Exercise description =
Report how many lines contain "this", with no other words.

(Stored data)
------------------------------------
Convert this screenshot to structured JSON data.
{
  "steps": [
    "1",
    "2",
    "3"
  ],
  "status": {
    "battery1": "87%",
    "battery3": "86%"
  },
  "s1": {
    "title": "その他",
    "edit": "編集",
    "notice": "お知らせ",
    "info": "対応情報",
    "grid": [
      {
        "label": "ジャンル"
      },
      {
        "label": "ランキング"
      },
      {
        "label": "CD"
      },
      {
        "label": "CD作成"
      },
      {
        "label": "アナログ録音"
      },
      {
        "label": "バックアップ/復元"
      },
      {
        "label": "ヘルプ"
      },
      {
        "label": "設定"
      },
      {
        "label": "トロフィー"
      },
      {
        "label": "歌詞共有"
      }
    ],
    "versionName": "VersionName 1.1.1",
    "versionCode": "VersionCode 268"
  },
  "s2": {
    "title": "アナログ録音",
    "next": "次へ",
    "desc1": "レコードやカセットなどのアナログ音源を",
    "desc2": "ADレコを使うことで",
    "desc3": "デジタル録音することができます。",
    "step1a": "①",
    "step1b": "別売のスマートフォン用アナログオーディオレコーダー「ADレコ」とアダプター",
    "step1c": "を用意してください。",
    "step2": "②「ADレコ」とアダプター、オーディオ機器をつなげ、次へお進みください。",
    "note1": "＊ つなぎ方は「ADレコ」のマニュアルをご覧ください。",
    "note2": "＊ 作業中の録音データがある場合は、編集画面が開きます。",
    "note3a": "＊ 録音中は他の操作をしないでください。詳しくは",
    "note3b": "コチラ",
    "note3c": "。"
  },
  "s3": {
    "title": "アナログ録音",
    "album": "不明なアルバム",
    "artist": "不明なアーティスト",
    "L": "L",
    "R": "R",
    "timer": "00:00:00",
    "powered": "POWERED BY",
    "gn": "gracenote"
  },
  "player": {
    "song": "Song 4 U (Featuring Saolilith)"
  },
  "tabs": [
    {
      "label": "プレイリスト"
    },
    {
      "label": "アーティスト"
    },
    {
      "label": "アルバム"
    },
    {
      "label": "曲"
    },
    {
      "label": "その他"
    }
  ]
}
------------------------------------
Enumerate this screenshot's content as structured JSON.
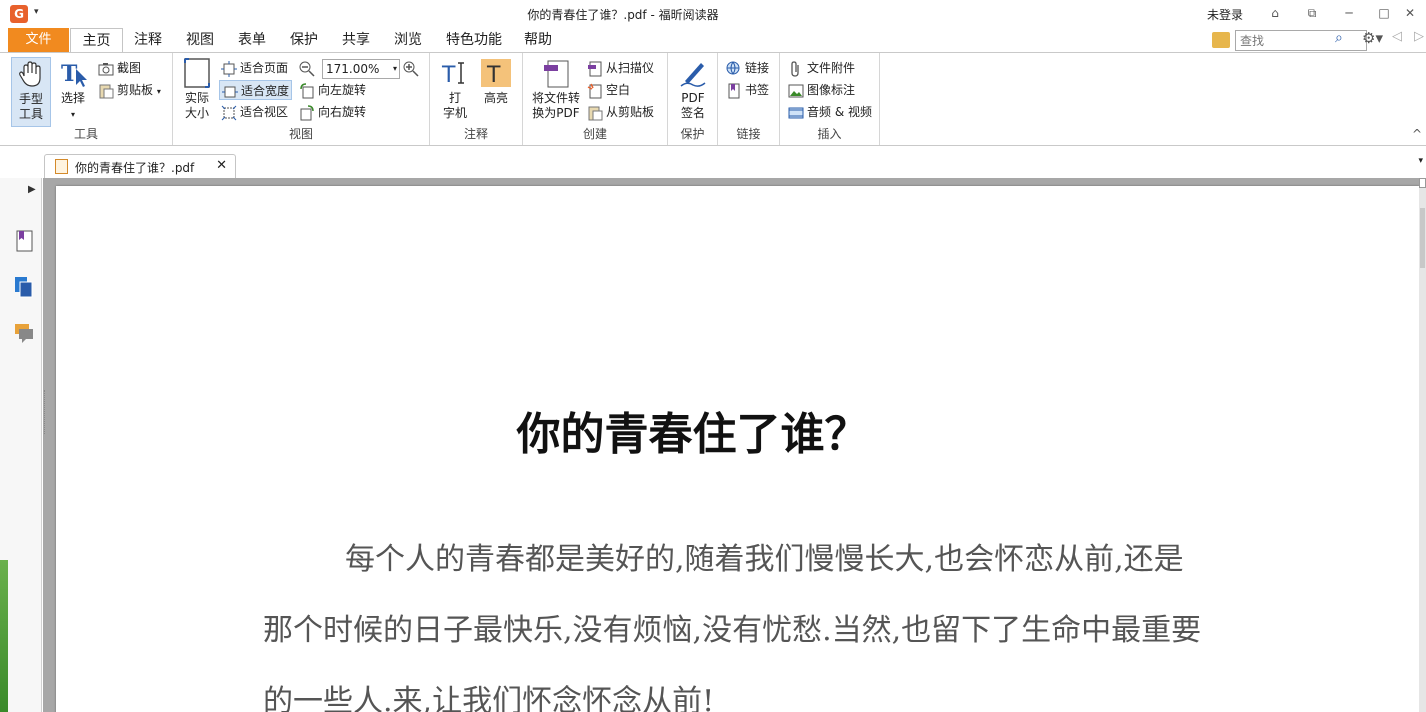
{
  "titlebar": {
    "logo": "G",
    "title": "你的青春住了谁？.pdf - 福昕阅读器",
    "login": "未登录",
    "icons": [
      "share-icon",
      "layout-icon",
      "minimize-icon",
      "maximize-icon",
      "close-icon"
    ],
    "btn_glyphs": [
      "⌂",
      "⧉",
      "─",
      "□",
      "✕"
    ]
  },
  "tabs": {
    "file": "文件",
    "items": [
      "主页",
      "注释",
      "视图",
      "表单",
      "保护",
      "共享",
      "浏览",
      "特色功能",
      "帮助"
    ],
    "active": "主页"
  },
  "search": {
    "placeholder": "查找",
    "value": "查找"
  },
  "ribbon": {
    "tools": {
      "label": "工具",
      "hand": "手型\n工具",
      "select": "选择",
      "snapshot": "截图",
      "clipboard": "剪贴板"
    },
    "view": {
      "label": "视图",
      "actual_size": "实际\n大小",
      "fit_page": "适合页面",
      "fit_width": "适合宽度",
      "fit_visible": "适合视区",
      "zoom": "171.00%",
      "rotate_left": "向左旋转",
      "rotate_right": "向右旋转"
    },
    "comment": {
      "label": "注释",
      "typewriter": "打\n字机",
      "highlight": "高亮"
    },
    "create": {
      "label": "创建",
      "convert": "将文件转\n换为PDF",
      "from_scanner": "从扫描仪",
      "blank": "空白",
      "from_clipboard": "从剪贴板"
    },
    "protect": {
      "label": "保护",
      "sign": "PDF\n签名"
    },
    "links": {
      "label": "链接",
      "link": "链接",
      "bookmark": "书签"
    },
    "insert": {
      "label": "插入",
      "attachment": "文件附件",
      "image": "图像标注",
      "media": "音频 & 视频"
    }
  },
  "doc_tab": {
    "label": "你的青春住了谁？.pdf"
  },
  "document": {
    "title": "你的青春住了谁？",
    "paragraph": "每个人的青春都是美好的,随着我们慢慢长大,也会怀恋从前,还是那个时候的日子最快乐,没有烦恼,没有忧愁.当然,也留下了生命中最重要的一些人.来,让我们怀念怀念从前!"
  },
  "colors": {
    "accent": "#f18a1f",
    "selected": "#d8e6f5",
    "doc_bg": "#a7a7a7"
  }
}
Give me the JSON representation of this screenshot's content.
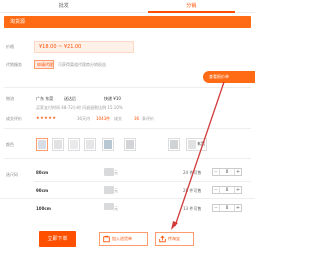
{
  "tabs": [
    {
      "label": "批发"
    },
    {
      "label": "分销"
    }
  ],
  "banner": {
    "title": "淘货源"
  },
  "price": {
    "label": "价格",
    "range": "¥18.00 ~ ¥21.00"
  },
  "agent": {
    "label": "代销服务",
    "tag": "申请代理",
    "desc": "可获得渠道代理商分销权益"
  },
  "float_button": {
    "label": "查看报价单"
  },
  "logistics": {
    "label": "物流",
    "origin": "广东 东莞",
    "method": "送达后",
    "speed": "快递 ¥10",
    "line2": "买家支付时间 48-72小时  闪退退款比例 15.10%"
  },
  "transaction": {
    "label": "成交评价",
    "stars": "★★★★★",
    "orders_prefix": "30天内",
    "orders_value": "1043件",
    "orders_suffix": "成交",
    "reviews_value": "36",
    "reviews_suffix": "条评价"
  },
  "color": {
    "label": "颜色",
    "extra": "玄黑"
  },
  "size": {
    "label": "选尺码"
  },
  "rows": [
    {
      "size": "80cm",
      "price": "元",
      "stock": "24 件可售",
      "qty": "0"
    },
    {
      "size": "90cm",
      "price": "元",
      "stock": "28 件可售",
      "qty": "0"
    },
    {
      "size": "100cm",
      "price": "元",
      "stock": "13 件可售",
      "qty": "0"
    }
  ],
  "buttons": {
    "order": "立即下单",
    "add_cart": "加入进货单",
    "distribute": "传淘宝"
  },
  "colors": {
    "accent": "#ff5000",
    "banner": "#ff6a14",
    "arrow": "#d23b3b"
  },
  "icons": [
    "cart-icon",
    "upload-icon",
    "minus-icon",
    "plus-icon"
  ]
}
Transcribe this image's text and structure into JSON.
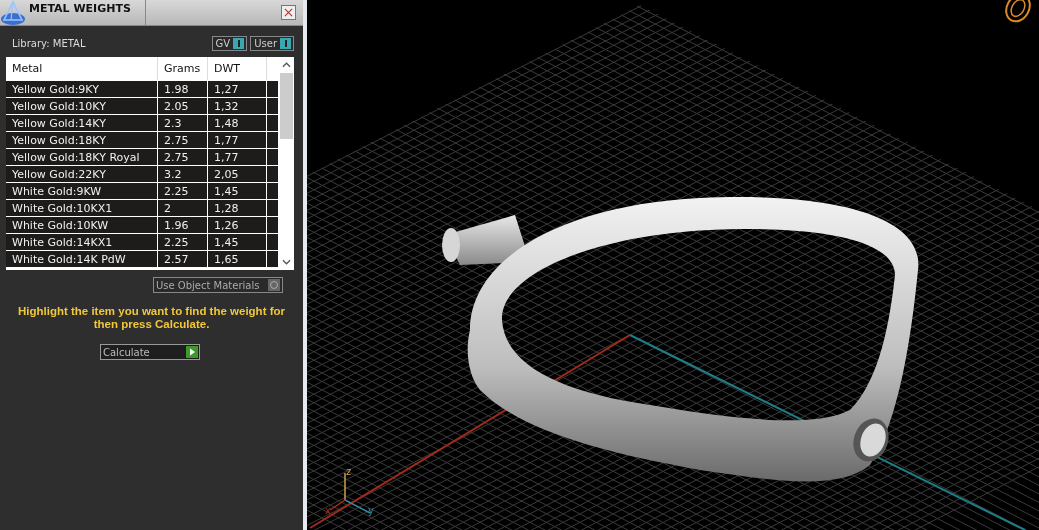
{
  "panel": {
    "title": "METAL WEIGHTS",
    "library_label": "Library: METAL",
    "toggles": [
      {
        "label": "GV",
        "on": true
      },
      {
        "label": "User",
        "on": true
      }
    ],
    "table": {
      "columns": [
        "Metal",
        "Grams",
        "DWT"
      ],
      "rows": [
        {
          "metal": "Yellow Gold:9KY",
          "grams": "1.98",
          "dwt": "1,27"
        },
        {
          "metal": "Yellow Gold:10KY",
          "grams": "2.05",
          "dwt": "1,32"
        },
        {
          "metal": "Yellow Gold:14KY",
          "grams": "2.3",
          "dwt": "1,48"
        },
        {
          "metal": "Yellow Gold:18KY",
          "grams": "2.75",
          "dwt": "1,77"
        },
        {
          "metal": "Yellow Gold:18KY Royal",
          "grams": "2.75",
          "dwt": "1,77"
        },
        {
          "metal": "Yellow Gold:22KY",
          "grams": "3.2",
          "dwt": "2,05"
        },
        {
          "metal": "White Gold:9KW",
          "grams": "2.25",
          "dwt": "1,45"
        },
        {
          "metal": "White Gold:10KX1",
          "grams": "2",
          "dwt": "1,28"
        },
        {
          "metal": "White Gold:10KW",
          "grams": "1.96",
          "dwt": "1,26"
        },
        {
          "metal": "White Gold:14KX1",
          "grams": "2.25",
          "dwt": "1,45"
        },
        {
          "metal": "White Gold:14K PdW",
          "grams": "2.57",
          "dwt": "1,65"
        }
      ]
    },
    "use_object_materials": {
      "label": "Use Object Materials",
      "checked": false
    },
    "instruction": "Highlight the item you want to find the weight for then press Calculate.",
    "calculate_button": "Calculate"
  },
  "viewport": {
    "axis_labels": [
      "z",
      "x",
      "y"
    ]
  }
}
------------------------------------
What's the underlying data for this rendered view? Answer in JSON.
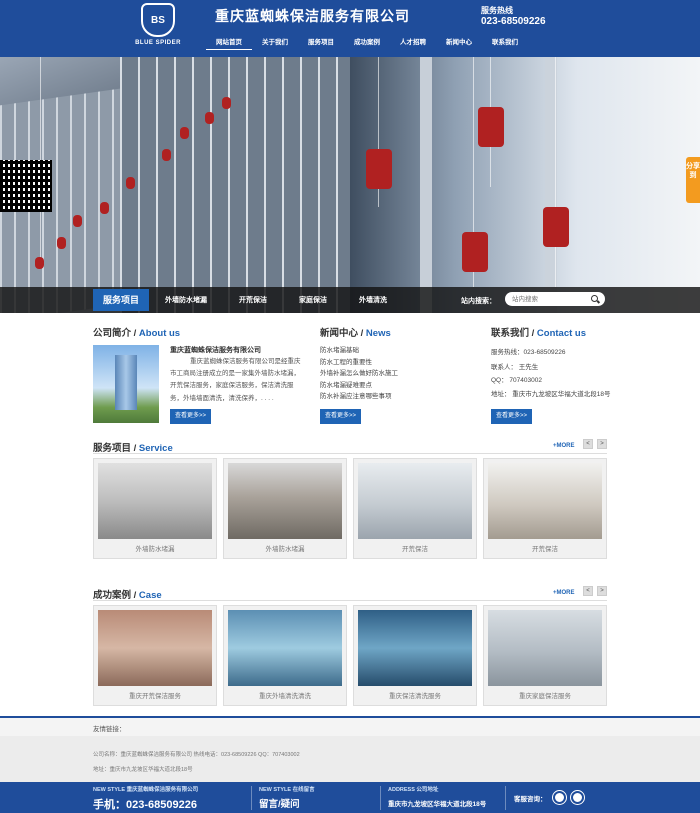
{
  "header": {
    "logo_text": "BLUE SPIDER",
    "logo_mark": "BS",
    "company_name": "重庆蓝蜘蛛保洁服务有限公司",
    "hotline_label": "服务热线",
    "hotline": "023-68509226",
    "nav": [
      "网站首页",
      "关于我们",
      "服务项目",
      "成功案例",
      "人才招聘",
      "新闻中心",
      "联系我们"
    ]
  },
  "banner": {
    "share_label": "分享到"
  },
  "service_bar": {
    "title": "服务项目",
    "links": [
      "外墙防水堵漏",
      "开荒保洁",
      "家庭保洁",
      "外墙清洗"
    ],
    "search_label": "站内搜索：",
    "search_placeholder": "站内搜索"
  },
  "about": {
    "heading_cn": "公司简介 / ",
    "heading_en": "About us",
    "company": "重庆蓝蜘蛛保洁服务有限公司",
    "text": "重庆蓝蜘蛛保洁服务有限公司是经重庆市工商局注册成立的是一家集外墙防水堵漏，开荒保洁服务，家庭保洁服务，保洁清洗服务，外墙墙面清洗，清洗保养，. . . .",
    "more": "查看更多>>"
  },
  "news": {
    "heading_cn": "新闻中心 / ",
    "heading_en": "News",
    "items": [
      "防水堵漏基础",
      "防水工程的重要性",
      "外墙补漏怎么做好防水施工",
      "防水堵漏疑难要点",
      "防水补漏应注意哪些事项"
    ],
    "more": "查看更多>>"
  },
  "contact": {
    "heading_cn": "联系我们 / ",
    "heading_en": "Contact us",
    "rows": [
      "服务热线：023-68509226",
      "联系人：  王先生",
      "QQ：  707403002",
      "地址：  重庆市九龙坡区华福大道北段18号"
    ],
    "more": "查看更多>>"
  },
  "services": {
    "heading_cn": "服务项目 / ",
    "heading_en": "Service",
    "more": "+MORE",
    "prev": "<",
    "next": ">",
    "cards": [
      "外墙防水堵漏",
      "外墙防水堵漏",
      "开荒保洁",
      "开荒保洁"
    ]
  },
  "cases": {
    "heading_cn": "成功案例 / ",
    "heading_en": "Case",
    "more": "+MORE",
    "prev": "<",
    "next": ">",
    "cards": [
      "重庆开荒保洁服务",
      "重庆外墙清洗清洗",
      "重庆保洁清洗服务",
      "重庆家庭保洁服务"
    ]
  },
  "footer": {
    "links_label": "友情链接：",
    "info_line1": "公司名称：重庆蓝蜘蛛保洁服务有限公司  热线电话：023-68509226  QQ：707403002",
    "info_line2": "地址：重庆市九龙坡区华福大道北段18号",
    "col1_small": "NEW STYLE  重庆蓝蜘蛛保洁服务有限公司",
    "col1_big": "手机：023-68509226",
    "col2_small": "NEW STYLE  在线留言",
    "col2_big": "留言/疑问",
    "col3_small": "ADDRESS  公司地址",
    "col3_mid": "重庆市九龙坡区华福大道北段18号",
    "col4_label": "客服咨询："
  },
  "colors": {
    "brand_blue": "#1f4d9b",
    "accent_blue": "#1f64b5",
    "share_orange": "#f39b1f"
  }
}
------------------------------------
Exercise response =
5